Copy out every record below, word for word.

#### RECORDS PROVIDED

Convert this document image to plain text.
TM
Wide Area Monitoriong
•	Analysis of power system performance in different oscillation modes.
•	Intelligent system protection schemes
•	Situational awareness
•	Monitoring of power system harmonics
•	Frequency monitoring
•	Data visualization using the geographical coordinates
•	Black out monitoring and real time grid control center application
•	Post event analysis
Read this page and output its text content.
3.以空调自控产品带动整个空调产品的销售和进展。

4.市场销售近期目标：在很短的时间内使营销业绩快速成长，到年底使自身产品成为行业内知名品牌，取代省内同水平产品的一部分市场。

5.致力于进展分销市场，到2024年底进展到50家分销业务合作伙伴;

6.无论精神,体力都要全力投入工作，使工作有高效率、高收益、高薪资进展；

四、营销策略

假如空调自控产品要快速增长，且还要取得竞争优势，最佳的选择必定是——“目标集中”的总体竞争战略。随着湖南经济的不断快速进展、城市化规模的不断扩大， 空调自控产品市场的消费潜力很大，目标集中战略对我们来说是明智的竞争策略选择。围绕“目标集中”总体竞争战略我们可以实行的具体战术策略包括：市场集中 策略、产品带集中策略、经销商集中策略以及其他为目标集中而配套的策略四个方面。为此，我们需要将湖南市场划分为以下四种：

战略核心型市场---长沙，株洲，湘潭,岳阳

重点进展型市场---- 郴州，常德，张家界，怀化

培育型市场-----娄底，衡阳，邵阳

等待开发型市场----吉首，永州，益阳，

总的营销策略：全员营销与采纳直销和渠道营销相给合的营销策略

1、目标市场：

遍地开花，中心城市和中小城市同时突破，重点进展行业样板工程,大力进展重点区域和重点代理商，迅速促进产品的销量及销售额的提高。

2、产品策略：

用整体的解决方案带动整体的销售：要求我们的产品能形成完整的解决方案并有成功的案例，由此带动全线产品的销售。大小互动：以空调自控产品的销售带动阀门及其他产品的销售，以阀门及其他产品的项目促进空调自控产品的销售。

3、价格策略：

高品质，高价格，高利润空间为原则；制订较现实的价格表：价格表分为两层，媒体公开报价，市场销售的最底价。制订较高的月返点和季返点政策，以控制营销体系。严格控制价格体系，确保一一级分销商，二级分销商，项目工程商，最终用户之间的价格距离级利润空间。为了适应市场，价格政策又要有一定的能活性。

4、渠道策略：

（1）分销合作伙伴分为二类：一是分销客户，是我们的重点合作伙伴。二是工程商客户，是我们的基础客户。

########

▶ [RESULT OF THIS TASK]
Convert this document image to plain text.
TM
Wide Area Monitoriong
•	Analysis of power system performance in different oscillation modes.
•	Intelligent system protection schemes
•	Situational awareness
•	Monitoring of power system harmonics
•	Frequency monitoring
•	Data visualization using the geographical coordinates
•	Black out monitoring and real time grid control center application
•	Post event analysis
Read this page and output its text content.
3.以空调自控产品带动整个空调产品的销售和进展。

4.市场销售近期目标：在很短的时间内使营销业绩快速成长，到年底使自身产品成为行业内知名品牌，取代省内同水平产品的一部分市场。

5.致力于进展分销市场，到2024年底进展到50家分销业务合作伙伴;

6.无论精神,体力都要全力投入工作，使工作有高效率、高收益、高薪资进展；

四、营销策略

假如空调自控产品要快速增长，且还要取得竞争优势，最佳的选择必定是——“目标集中”的总体竞争战略。随着湖南经济的不断快速进展、城市化规模的不断扩大， 空调自控产品市场的消费潜力很大，目标集中战略对我们来说是明智的竞争策略选择。围绕“目标集中”总体竞争战略我们可以实行的具体战术策略包括：市场集中 策略、产品带集中策略、经销商集中策略以及其他为目标集中而配套的策略四个方面。为此，我们需要将湖南市场划分为以下四种：

战略核心型市场---长沙，株洲，湘潭,岳阳

重点进展型市场---- 郴州，常德，张家界，怀化

培育型市场-----娄底，衡阳，邵阳

等待开发型市场----吉首，永州，益阳，

总的营销策略：全员营销与采纳直销和渠道营销相给合的营销策略

1、目标市场：

遍地开花，中心城市和中小城市同时突破，重点进展行业样板工程,大力进展重点区域和重点代理商，迅速促进产品的销量及销售额的提高。

2、产品策略：

用整体的解决方案带动整体的销售：要求我们的产品能形成完整的解决方案并有成功的案例，由此带动全线产品的销售。大小互动：以空调自控产品的销售带动阀门及其他产品的销售，以阀门及其他产品的项目促进空调自控产品的销售。

3、价格策略：

高品质，高价格，高利润空间为原则；制订较现实的价格表：价格表分为两层，媒体公开报价，市场销售的最底价。制订较高的月返点和季返点政策，以控制营销体系。严格控制价格体系，确保一一级分销商，二级分销商，项目工程商，最终用户之间的价格距离级利润空间。为了适应市场，价格政策又要有一定的能活性。

4、渠道策略：

（1）分销合作伙伴分为二类：一是分销客户，是我们的重点合作伙伴。二是工程商客户，是我们的基础客户。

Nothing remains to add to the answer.